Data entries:
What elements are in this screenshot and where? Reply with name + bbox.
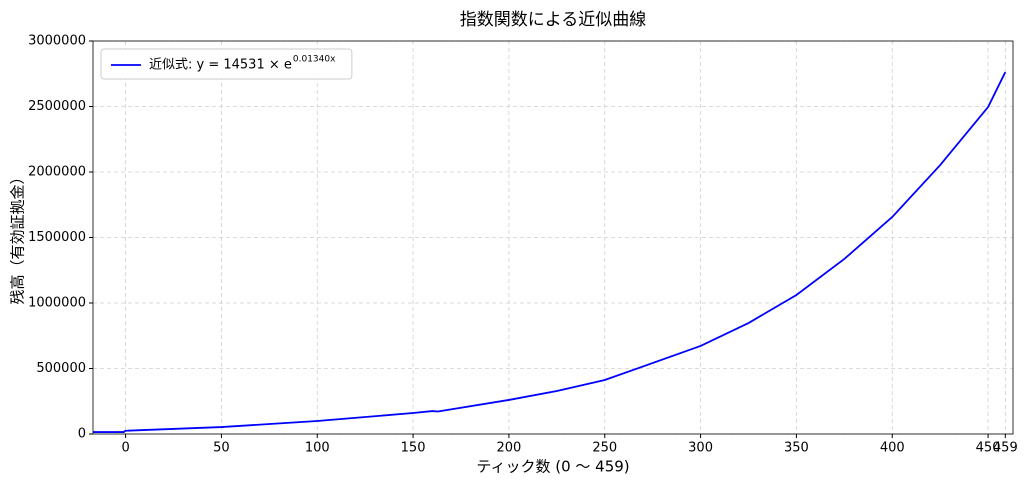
x-tick-label: 150 xyxy=(401,441,426,456)
x-tick-label: 350 xyxy=(784,441,809,456)
y-axis-label: 残高（有効証拠金） xyxy=(9,169,27,304)
plot-frame xyxy=(92,40,1014,435)
y-tick-label: 2000000 xyxy=(28,165,86,180)
data-line xyxy=(93,71,1007,433)
legend-label: 近似式: y = 14531 × e xyxy=(149,58,292,73)
x-tick-label: 459 xyxy=(993,441,1018,456)
y-tick-label: 3000000 xyxy=(28,34,86,49)
y-tick-label: 2500000 xyxy=(28,99,86,114)
y-tick-label: 1000000 xyxy=(28,296,86,311)
chart-title: 指数関数による近似曲線 xyxy=(460,10,647,30)
x-tick-label: 100 xyxy=(305,441,330,456)
x-tick-label: 200 xyxy=(497,441,522,456)
x-axis-label: ティック数 (0 ～ 459) xyxy=(476,458,629,476)
y-tick-label: 500000 xyxy=(36,361,86,376)
x-tick-label: 400 xyxy=(880,441,905,456)
x-tick-label: 50 xyxy=(213,441,230,456)
x-tick-label: 450 xyxy=(976,441,1001,456)
x-tick-label: 250 xyxy=(592,441,617,456)
x-tick-label: 0 xyxy=(121,441,129,456)
legend-exponent: 0.01340x xyxy=(293,55,336,65)
legend-box xyxy=(100,48,353,80)
y-tick-label: 0 xyxy=(78,427,86,442)
y-tick-label: 1500000 xyxy=(28,230,86,245)
x-tick-label: 300 xyxy=(688,441,713,456)
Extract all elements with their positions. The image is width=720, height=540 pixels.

> _Goal_:
Please filter the lines above and keep each one that contains the string "axis", matching case exactly.

> _Exercise result_:
y-axis-label: 残高（有効証拠金） xyxy=(9,169,27,304)
x-axis-label: ティック数 (0 ～ 459) xyxy=(476,458,629,476)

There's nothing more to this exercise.